Directive » The data below needs to be returned exactly, line for line.

Provided entries »
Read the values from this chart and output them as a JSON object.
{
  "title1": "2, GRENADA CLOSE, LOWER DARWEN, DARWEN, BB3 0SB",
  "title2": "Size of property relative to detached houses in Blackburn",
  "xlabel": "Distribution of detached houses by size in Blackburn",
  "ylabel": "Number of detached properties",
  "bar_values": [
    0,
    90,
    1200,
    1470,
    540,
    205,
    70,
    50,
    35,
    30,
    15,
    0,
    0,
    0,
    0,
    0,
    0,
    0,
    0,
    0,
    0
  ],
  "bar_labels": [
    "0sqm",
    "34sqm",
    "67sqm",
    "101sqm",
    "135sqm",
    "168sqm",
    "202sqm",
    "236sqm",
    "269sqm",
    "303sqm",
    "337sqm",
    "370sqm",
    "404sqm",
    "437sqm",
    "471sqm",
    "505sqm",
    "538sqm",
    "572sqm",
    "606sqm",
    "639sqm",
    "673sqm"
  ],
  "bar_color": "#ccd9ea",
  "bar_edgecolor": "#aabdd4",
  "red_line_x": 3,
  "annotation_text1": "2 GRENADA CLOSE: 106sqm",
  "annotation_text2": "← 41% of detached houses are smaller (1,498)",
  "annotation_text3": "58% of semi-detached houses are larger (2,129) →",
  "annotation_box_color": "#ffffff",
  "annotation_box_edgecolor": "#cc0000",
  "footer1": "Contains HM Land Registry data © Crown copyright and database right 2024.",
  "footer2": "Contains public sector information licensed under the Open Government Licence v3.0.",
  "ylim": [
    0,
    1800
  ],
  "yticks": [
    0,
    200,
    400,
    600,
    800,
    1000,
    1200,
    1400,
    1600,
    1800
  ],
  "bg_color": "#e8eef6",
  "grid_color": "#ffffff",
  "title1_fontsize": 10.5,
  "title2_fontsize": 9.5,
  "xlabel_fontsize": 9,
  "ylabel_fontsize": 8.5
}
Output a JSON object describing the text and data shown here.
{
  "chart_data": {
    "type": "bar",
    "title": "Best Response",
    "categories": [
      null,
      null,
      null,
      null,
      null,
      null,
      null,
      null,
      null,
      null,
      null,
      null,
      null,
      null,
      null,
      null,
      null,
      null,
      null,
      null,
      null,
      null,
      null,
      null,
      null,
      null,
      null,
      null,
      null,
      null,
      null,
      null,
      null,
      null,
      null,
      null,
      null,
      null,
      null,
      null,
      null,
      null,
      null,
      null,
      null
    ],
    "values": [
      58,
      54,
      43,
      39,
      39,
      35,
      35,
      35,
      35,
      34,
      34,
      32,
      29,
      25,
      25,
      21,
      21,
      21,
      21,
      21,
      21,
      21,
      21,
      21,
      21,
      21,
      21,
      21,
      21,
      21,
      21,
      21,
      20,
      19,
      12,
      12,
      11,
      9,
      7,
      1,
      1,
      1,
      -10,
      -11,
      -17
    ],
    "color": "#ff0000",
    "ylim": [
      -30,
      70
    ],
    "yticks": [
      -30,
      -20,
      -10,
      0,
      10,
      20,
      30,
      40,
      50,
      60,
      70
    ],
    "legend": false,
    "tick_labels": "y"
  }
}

Expected answer »
Read the values from this chart and output them as a JSON object.
{
  "title1": "2, GRENADA CLOSE, LOWER DARWEN, DARWEN, BB3 0SB",
  "title2": "Size of property relative to detached houses in Blackburn",
  "xlabel": "Distribution of detached houses by size in Blackburn",
  "ylabel": "Number of detached properties",
  "bar_values": [
    0,
    90,
    1200,
    1470,
    540,
    205,
    70,
    50,
    35,
    30,
    15,
    0,
    0,
    0,
    0,
    0,
    0,
    0,
    0,
    0,
    0
  ],
  "bar_labels": [
    "0sqm",
    "34sqm",
    "67sqm",
    "101sqm",
    "135sqm",
    "168sqm",
    "202sqm",
    "236sqm",
    "269sqm",
    "303sqm",
    "337sqm",
    "370sqm",
    "404sqm",
    "437sqm",
    "471sqm",
    "505sqm",
    "538sqm",
    "572sqm",
    "606sqm",
    "639sqm",
    "673sqm"
  ],
  "bar_color": "#ccd9ea",
  "bar_edgecolor": "#aabdd4",
  "red_line_x": 3,
  "annotation_text1": "2 GRENADA CLOSE: 106sqm",
  "annotation_text2": "← 41% of detached houses are smaller (1,498)",
  "annotation_text3": "58% of semi-detached houses are larger (2,129) →",
  "annotation_box_color": "#ffffff",
  "annotation_box_edgecolor": "#cc0000",
  "footer1": "Contains HM Land Registry data © Crown copyright and database right 2024.",
  "footer2": "Contains public sector information licensed under the Open Government Licence v3.0.",
  "ylim": [
    0,
    1800
  ],
  "yticks": [
    0,
    200,
    400,
    600,
    800,
    1000,
    1200,
    1400,
    1600,
    1800
  ],
  "bg_color": "#e8eef6",
  "grid_color": "#ffffff",
  "title1_fontsize": 10.5,
  "title2_fontsize": 9.5,
  "xlabel_fontsize": 9,
  "ylabel_fontsize": 8.5
}
Output a JSON object describing the text and data shown here.
{
  "chart_data": {
    "type": "bar",
    "title": "Best Response",
    "categories": [
      null,
      null,
      null,
      null,
      null,
      null,
      null,
      null,
      null,
      null,
      null,
      null,
      null,
      null,
      null,
      null,
      null,
      null,
      null,
      null,
      null,
      null,
      null,
      null,
      null,
      null,
      null,
      null,
      null,
      null,
      null,
      null,
      null,
      null,
      null,
      null,
      null,
      null,
      null,
      null,
      null,
      null,
      null,
      null,
      null
    ],
    "values": [
      58,
      54,
      43,
      39,
      39,
      35,
      35,
      35,
      35,
      34,
      34,
      32,
      29,
      25,
      25,
      21,
      21,
      21,
      21,
      21,
      21,
      21,
      21,
      21,
      21,
      21,
      21,
      21,
      21,
      21,
      21,
      21,
      20,
      19,
      12,
      12,
      11,
      9,
      7,
      1,
      1,
      1,
      -10,
      -11,
      -17
    ],
    "color": "#ff0000",
    "ylim": [
      -30,
      70
    ],
    "yticks": [
      -30,
      -20,
      -10,
      0,
      10,
      20,
      30,
      40,
      50,
      60,
      70
    ],
    "legend": false,
    "tick_labels": "y"
  }
}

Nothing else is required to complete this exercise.